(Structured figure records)
* Begin *

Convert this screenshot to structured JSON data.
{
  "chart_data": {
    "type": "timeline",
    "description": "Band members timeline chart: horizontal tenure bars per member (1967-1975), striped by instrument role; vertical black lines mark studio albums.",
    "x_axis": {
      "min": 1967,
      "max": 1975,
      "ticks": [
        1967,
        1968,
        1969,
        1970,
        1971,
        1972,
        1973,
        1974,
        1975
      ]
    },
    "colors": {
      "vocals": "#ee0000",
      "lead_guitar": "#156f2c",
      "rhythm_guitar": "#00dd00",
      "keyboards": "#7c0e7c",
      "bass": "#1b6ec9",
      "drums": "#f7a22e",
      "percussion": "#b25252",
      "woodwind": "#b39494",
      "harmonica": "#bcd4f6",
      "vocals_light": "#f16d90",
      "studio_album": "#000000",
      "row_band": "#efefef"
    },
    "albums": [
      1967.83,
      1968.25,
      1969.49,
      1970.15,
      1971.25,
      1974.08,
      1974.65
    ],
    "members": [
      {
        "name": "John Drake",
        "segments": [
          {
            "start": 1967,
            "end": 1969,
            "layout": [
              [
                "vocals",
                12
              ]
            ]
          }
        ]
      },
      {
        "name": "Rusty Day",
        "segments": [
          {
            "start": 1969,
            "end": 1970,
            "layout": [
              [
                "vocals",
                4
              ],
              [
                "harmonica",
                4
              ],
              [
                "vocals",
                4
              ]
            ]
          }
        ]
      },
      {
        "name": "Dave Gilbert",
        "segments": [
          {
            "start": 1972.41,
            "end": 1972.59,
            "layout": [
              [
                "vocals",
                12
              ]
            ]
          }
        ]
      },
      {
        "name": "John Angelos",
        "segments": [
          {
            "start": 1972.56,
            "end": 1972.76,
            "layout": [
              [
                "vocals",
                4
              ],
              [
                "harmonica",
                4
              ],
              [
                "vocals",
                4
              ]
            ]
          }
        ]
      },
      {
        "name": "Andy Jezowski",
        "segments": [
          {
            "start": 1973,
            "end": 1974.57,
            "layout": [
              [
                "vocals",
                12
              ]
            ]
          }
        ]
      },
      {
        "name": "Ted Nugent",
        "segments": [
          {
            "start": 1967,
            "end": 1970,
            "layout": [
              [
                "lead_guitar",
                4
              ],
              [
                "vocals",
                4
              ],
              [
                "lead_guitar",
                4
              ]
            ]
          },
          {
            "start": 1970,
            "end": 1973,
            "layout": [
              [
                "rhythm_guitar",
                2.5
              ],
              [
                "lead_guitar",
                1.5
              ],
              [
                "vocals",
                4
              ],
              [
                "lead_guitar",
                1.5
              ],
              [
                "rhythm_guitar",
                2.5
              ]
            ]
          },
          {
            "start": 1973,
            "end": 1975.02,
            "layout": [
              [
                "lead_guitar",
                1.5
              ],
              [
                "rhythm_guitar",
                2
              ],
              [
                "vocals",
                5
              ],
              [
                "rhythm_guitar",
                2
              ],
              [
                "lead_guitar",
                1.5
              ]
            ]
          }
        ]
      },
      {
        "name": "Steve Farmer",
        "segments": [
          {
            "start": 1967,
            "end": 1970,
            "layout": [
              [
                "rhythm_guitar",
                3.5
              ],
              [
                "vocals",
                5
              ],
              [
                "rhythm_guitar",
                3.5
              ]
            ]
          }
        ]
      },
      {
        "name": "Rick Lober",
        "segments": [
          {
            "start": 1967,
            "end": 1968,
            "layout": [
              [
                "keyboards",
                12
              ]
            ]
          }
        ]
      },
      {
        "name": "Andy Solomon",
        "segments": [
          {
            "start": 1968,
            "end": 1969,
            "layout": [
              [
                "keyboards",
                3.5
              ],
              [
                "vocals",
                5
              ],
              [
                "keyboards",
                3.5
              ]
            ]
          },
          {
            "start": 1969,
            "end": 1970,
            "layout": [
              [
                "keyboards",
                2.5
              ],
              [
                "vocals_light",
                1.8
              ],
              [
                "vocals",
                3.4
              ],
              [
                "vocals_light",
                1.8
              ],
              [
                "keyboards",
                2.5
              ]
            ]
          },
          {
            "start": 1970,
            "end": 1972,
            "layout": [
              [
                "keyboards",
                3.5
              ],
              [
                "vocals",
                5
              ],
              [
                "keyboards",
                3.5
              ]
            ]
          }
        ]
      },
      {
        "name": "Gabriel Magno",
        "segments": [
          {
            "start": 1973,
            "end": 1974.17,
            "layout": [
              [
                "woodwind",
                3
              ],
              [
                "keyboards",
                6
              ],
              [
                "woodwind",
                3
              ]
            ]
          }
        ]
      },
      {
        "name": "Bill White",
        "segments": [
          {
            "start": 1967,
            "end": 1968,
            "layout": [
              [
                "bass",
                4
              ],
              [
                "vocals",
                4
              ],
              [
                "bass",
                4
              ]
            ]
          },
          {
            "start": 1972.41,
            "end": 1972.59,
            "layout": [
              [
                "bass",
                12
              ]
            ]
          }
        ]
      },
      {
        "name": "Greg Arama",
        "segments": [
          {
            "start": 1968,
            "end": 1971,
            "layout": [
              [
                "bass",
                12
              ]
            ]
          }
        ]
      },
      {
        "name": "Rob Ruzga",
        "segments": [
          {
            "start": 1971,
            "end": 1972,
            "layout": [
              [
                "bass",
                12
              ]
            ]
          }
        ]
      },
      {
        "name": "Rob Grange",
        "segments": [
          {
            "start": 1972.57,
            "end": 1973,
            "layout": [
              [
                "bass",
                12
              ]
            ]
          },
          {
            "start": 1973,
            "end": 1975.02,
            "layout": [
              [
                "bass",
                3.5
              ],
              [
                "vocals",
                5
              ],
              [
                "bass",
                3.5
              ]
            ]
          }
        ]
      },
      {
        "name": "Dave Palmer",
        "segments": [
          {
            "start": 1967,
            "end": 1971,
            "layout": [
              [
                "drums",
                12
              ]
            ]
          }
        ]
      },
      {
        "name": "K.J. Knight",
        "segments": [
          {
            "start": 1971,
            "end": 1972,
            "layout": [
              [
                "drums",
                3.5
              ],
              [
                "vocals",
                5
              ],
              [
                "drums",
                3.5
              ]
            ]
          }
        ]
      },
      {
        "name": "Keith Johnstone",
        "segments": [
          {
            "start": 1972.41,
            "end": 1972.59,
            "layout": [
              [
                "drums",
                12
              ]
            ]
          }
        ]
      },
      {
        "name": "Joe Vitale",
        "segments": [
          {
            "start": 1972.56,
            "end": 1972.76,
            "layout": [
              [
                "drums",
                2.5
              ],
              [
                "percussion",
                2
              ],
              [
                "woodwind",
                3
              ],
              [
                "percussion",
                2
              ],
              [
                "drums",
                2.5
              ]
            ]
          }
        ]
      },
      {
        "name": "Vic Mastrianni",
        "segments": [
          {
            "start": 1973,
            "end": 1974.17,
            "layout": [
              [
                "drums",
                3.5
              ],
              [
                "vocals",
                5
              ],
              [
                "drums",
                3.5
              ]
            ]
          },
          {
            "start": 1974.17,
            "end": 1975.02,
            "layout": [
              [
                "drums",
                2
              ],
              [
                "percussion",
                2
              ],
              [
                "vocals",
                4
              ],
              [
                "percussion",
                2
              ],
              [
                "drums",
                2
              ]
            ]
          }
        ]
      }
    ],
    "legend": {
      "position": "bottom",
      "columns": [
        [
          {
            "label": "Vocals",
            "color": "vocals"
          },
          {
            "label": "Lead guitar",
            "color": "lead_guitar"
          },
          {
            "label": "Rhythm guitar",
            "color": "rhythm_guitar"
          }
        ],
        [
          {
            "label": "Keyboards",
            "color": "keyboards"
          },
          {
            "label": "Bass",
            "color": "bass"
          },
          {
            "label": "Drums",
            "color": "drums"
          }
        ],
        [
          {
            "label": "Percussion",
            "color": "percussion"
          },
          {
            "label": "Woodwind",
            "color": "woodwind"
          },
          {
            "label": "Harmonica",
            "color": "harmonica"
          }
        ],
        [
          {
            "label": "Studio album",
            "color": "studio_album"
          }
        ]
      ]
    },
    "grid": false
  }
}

* End *

From the listing, copy every line where the string "label" appears.

- _Written answer_:
            "label": "Vocals",
            "label": "Lead guitar",
            "label": "Rhythm guitar",
            "label": "Keyboards",
            "label": "Bass",
            "label": "Drums",
            "label": "Percussion",
            "label": "Woodwind",
            "label": "Harmonica",
            "label": "Studio album",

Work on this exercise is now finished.